# WORK TO COMPLETE
From the listing below, copy every line with the word "Содержание".

▼

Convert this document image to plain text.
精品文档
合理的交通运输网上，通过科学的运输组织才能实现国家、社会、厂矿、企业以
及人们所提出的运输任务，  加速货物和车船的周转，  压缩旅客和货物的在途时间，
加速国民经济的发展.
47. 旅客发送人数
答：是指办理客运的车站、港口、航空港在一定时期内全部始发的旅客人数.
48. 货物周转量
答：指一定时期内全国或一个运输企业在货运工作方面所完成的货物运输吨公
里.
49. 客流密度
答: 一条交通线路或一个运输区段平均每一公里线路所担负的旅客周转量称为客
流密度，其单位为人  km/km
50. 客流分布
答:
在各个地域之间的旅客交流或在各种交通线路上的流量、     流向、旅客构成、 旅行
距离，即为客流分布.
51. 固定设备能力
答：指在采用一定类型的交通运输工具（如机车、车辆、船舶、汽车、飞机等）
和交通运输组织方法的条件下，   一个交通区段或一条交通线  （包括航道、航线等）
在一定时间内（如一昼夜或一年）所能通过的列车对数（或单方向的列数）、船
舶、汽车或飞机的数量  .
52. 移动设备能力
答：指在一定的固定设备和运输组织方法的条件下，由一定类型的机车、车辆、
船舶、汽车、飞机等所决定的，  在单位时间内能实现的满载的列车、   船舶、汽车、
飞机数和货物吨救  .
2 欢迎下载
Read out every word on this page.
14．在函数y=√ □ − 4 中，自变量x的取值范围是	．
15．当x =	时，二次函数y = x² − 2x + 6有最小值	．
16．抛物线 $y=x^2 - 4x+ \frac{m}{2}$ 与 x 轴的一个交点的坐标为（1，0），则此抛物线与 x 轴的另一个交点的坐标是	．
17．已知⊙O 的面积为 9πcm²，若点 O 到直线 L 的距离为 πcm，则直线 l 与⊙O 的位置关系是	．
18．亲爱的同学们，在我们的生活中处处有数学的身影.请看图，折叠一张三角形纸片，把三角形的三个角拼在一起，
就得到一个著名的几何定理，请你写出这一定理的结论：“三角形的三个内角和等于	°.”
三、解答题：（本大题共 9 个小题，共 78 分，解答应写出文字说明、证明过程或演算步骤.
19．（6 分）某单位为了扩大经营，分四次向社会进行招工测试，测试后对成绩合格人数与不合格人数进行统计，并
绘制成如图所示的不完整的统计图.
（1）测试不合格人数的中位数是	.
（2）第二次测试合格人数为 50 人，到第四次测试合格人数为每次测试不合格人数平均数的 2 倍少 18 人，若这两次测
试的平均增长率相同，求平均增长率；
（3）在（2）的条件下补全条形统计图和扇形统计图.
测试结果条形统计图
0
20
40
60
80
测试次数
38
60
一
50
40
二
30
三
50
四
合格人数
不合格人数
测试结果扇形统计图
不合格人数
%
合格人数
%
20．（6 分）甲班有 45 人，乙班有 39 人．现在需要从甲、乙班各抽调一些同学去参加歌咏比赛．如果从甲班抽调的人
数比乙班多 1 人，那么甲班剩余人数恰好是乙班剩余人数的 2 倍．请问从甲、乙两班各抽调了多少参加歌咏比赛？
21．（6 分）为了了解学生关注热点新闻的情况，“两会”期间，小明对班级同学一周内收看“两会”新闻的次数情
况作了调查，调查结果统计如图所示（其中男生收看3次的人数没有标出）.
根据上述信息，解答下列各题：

▲
▼

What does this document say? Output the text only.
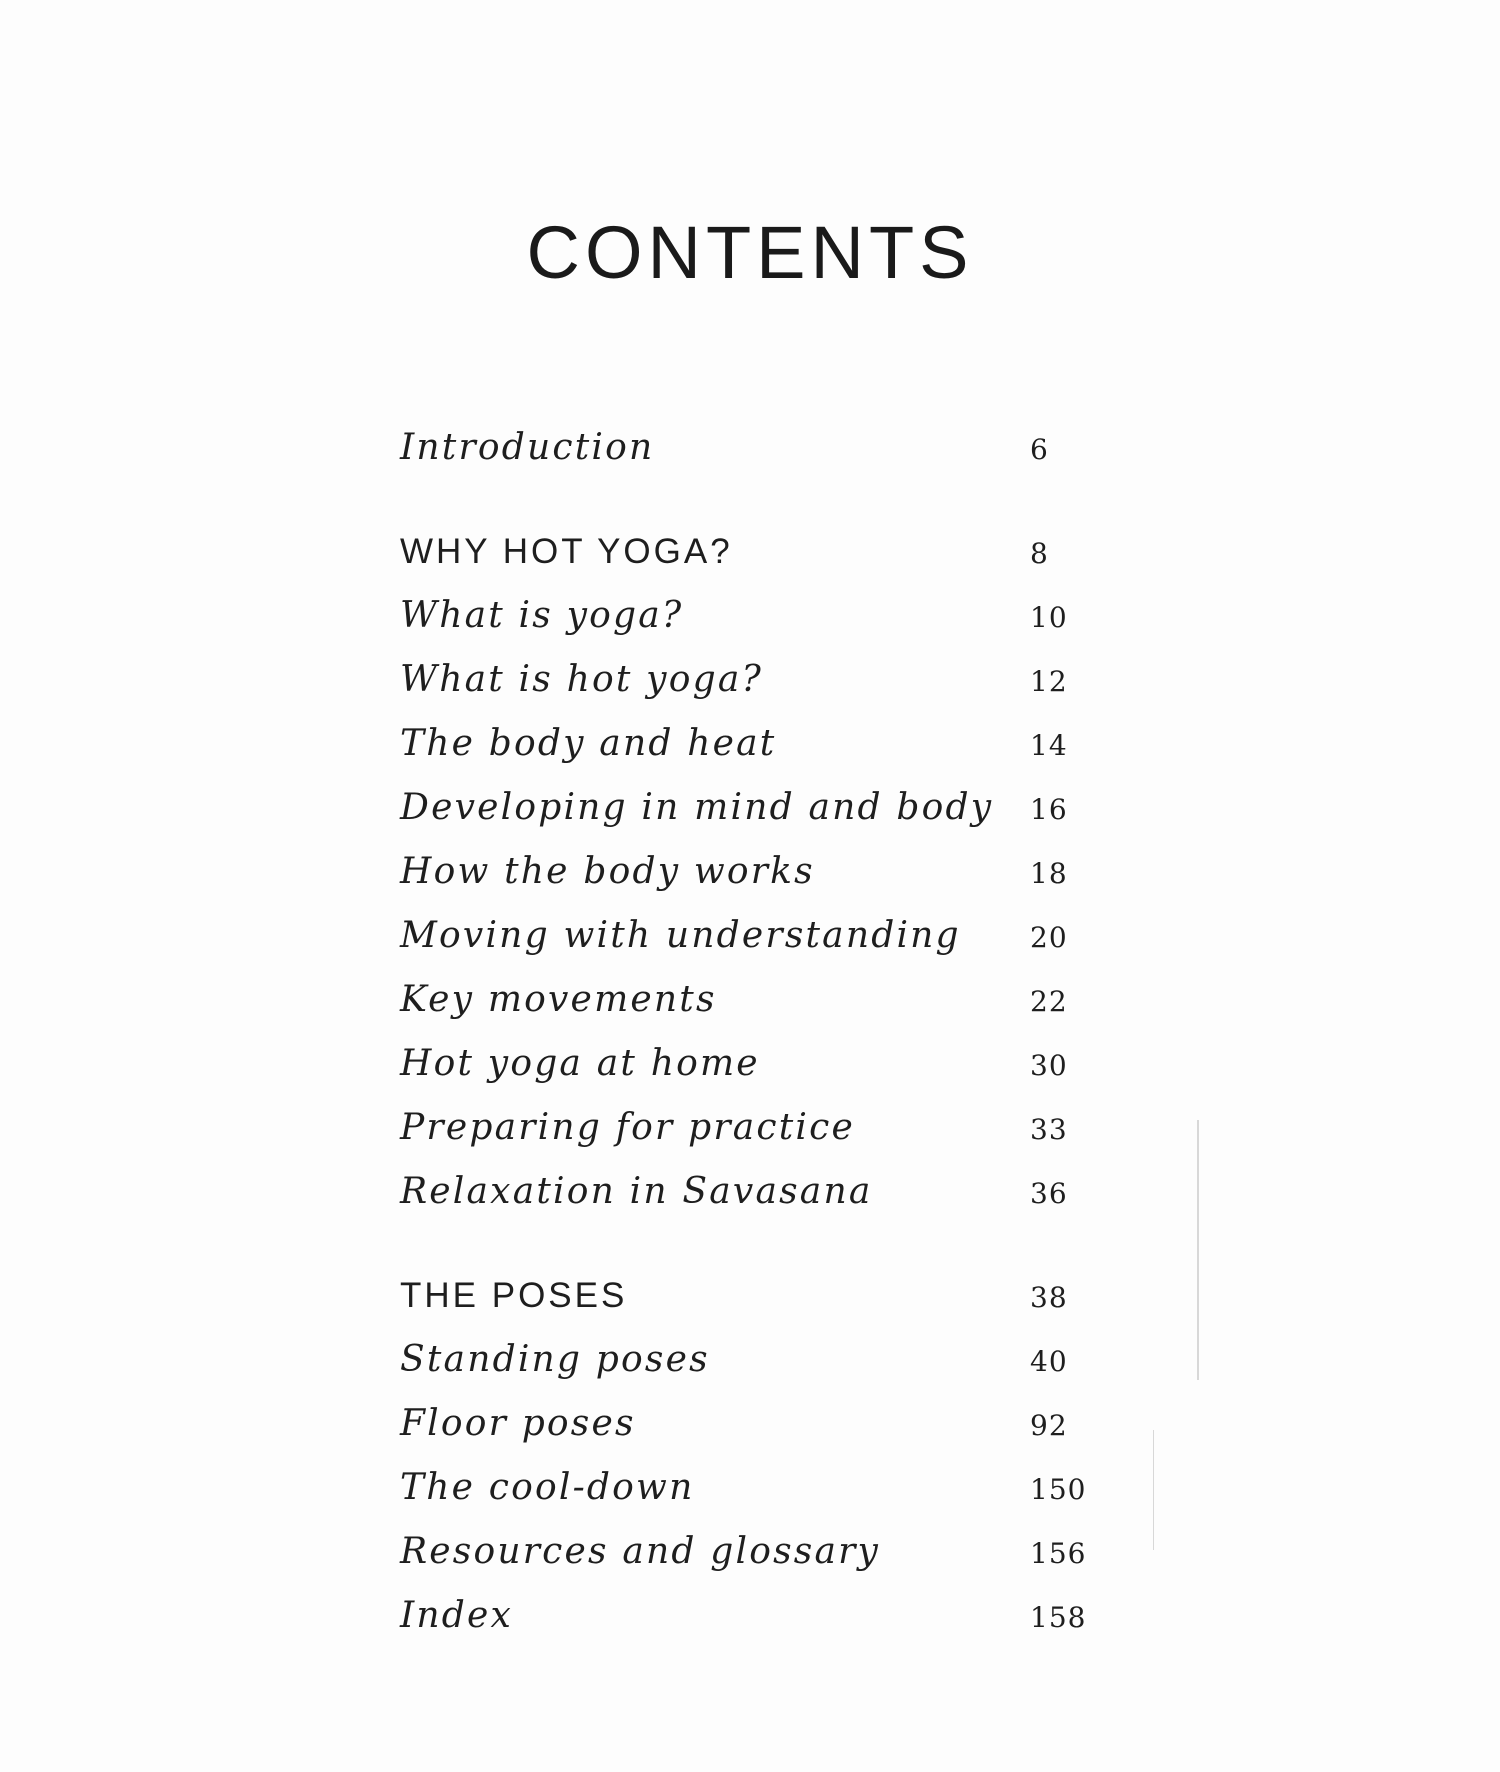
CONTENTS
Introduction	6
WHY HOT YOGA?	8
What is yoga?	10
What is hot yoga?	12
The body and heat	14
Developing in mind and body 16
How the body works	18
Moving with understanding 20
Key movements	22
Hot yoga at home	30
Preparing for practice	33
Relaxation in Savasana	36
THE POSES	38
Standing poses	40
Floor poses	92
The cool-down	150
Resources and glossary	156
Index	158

▲
▼

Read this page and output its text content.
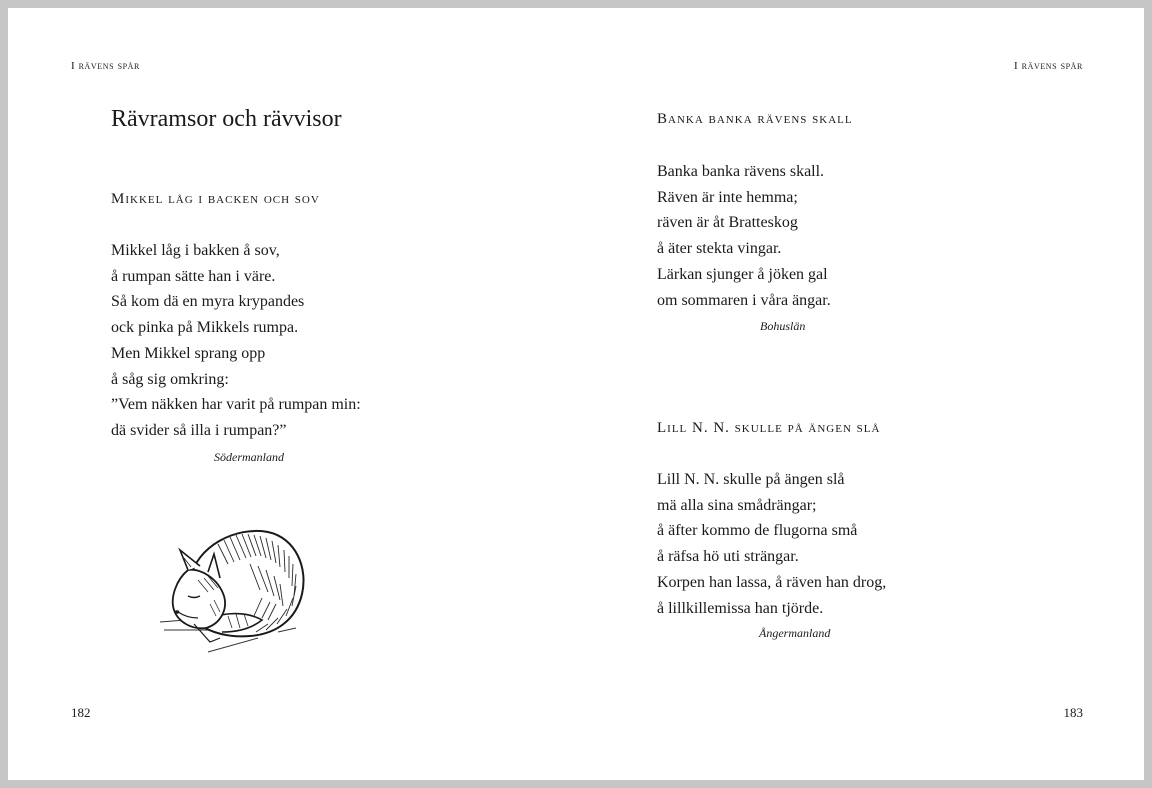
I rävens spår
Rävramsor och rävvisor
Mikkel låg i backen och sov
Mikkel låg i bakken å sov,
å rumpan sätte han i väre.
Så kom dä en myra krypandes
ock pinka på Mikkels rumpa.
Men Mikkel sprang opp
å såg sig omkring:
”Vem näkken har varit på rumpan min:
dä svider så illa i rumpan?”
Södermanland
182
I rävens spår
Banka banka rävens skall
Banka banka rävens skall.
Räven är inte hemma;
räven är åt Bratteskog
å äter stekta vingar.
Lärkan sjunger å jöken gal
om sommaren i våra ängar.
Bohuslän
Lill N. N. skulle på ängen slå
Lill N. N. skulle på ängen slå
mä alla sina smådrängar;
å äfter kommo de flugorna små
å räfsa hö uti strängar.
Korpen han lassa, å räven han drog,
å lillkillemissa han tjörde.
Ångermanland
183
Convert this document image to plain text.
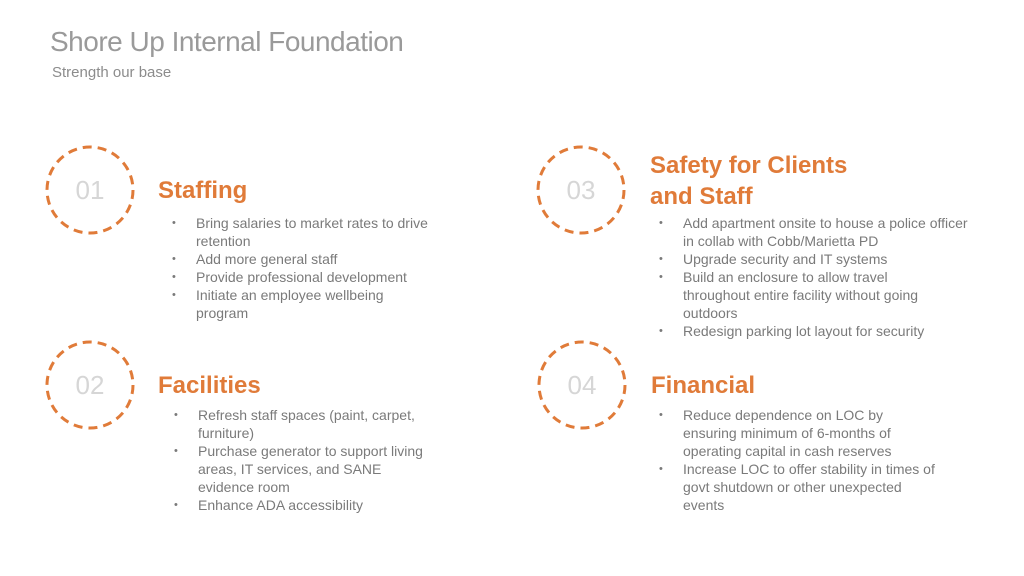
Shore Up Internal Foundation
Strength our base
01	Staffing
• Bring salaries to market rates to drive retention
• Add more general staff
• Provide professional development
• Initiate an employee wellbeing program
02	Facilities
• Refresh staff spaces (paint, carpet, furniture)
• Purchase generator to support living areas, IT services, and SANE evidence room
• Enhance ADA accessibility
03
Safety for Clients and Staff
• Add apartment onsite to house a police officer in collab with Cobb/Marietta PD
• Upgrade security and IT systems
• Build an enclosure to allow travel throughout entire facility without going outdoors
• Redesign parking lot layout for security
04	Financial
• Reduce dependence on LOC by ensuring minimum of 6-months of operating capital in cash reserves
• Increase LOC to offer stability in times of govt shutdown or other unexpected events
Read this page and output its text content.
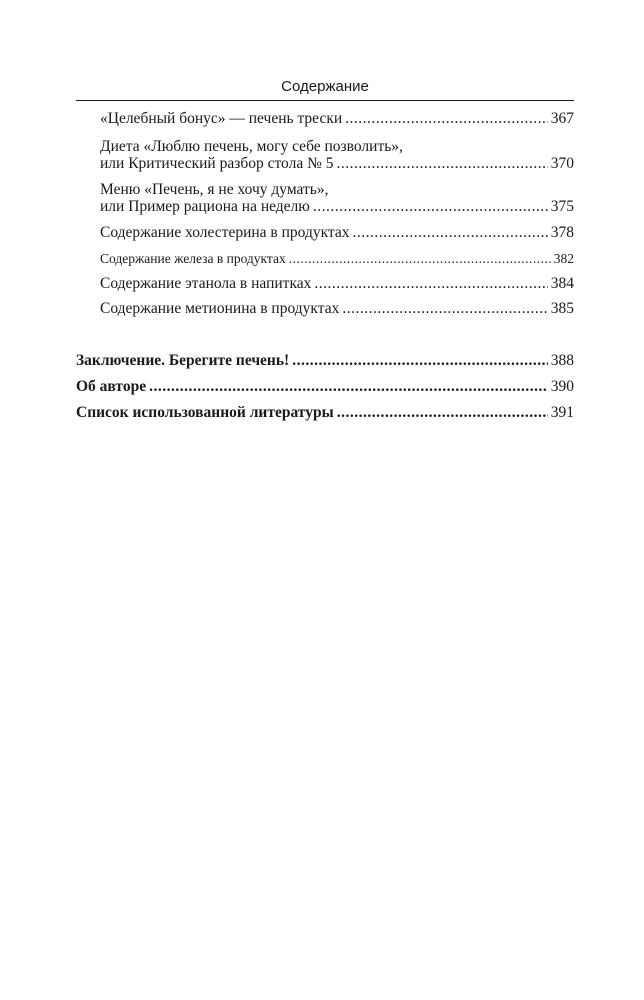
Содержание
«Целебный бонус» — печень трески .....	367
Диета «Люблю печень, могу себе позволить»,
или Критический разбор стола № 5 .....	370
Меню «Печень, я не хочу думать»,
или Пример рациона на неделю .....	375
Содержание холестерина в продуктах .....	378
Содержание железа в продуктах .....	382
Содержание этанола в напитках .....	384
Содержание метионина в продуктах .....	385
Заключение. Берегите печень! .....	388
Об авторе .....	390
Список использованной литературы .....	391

▲

# ANSWER IN FULL
Содержание
Содержание холестерина в продуктах .....	378
Содержание железа в продуктах .....	382
Содержание этанола в напитках .....	384
Содержание метионина в продуктах .....	385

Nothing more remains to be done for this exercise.